What is expected — Search each line of the data for the word "claim"; copy every line where it is found.

Saved entries:
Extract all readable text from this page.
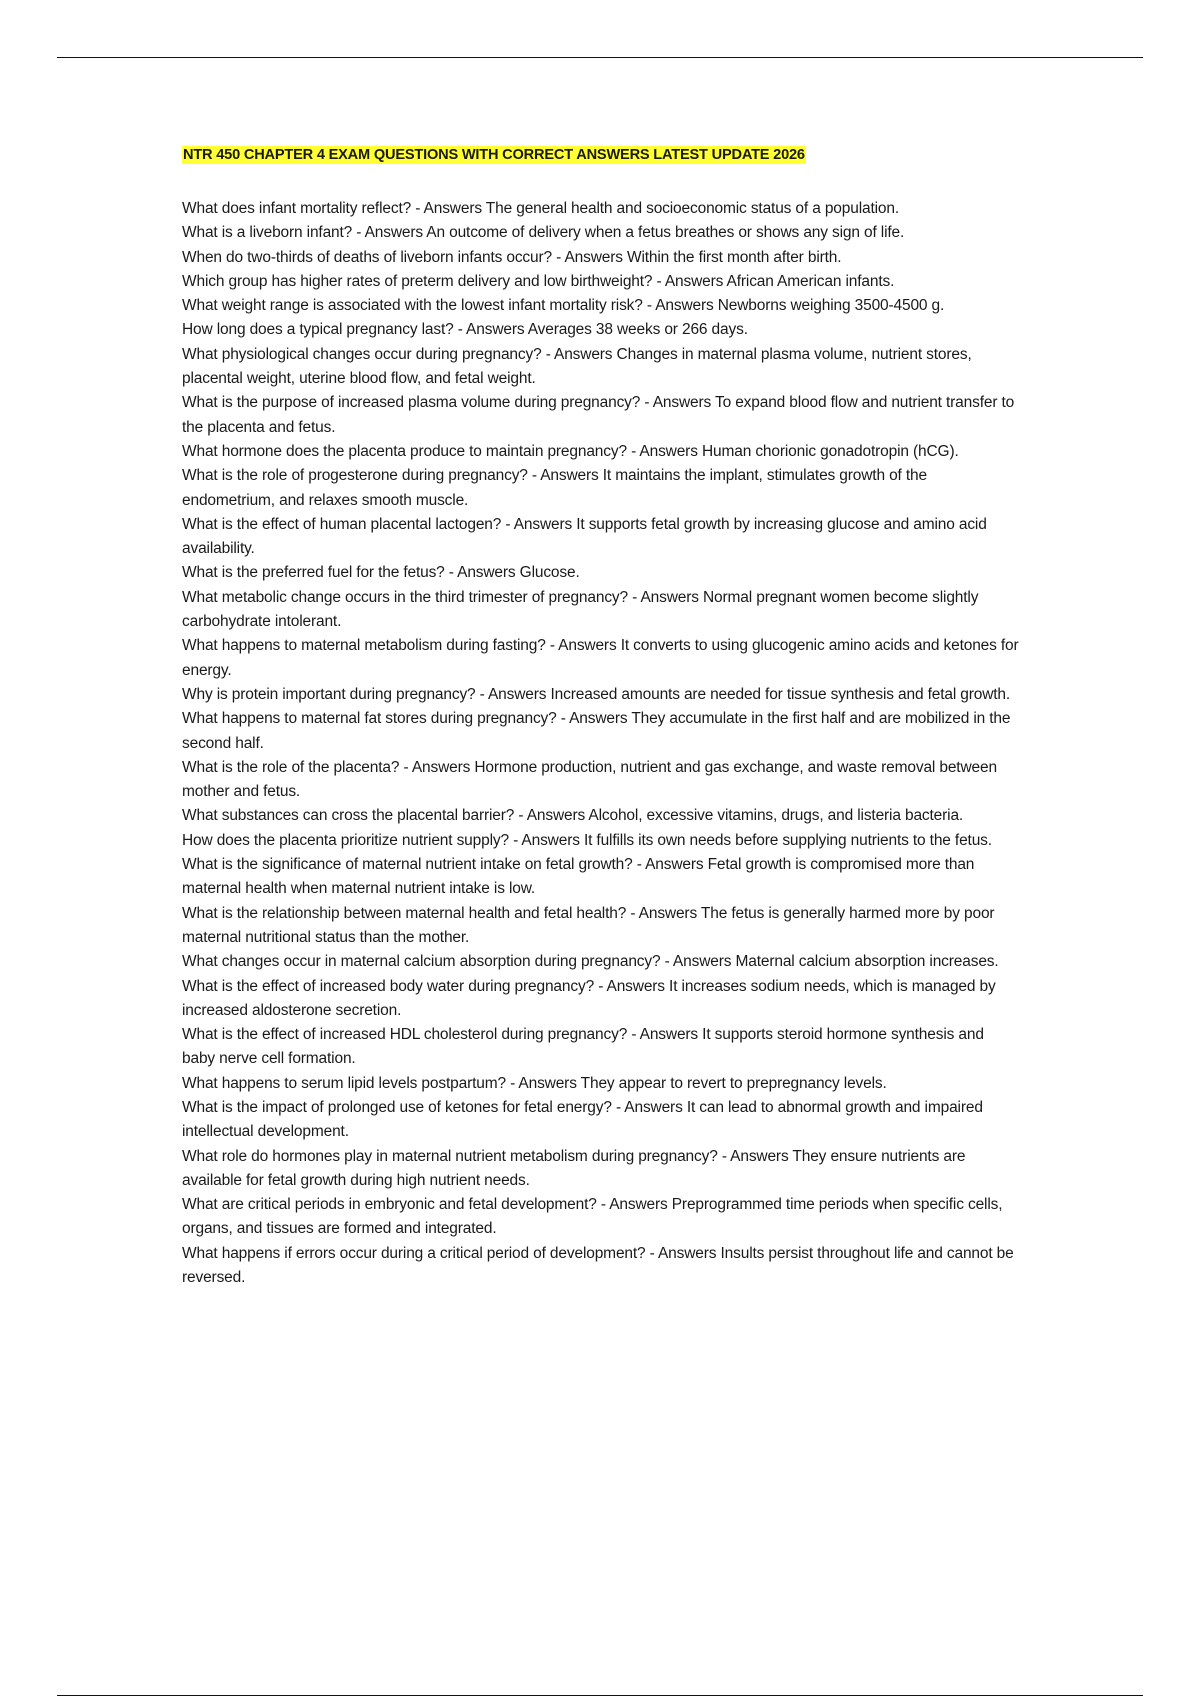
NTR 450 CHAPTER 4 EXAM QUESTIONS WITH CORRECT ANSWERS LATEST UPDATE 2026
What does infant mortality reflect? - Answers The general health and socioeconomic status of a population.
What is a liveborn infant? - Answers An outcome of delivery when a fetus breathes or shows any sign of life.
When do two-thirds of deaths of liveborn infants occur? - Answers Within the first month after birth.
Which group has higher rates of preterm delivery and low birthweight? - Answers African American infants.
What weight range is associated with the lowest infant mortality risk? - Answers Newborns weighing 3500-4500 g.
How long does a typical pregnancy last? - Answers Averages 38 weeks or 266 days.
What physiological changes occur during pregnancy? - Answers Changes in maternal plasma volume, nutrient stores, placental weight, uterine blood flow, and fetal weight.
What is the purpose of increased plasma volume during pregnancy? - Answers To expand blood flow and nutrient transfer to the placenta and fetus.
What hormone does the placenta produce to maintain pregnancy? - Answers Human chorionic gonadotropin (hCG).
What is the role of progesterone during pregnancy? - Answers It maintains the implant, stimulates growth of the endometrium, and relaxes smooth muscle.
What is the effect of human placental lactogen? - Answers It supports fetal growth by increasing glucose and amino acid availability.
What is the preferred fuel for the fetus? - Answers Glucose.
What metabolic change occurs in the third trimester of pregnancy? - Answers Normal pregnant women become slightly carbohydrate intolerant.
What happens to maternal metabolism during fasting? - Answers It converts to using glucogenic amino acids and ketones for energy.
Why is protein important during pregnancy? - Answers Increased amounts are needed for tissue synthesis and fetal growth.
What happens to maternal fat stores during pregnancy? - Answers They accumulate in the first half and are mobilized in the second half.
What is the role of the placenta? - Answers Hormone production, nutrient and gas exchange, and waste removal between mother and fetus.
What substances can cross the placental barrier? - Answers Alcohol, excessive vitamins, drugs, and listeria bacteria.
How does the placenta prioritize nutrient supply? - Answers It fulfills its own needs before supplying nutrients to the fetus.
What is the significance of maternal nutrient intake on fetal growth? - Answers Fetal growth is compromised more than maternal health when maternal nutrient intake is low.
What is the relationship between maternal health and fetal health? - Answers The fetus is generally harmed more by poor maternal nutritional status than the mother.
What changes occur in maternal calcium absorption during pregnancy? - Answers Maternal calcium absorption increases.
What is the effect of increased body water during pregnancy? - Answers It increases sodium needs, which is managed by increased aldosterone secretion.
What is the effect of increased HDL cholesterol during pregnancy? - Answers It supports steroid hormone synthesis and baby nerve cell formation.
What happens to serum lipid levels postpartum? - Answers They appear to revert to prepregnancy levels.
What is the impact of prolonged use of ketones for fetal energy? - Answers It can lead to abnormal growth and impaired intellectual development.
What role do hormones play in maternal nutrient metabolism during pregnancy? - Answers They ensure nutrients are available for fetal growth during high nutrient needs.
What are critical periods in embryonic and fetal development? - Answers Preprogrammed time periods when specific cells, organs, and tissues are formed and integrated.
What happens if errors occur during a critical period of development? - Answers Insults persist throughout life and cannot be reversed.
---
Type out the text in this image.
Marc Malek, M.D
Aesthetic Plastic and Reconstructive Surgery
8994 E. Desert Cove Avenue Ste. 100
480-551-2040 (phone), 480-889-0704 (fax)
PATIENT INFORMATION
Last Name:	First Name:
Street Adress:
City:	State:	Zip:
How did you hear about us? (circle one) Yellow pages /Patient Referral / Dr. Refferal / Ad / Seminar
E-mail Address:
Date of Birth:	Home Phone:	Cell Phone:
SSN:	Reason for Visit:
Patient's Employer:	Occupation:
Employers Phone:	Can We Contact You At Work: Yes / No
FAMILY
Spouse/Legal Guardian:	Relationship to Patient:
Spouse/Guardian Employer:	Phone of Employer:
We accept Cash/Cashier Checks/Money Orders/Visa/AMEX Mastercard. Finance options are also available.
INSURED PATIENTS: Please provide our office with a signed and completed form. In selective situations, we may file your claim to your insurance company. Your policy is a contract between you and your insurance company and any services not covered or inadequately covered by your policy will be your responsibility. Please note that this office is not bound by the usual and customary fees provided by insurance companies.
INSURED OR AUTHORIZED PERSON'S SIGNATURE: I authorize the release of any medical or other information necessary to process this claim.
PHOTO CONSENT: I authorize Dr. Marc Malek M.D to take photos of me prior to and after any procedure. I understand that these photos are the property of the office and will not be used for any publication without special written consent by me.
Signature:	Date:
==
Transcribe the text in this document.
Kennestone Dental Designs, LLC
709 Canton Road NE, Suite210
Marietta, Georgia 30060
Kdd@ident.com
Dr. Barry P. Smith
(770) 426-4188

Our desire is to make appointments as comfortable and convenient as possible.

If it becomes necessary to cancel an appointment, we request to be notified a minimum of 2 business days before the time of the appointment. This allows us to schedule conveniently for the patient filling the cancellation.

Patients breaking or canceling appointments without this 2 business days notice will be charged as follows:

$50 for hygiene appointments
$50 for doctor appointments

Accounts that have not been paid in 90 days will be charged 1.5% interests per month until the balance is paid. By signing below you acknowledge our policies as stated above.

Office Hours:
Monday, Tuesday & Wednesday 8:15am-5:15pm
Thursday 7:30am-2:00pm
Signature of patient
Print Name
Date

Task output —
INSURED PATIENTS: Please provide our office with a signed and completed form. In selective situations, we may file your claim to your insurance company. Your policy is a contract between you and your insurance company and any services not covered or inadequately covered by your policy will be your responsibility. Please note that this office is not bound by the usual and customary fees provided by insurance companies.
INSURED OR AUTHORIZED PERSON'S SIGNATURE: I authorize the release of any medical or other information necessary to process this claim.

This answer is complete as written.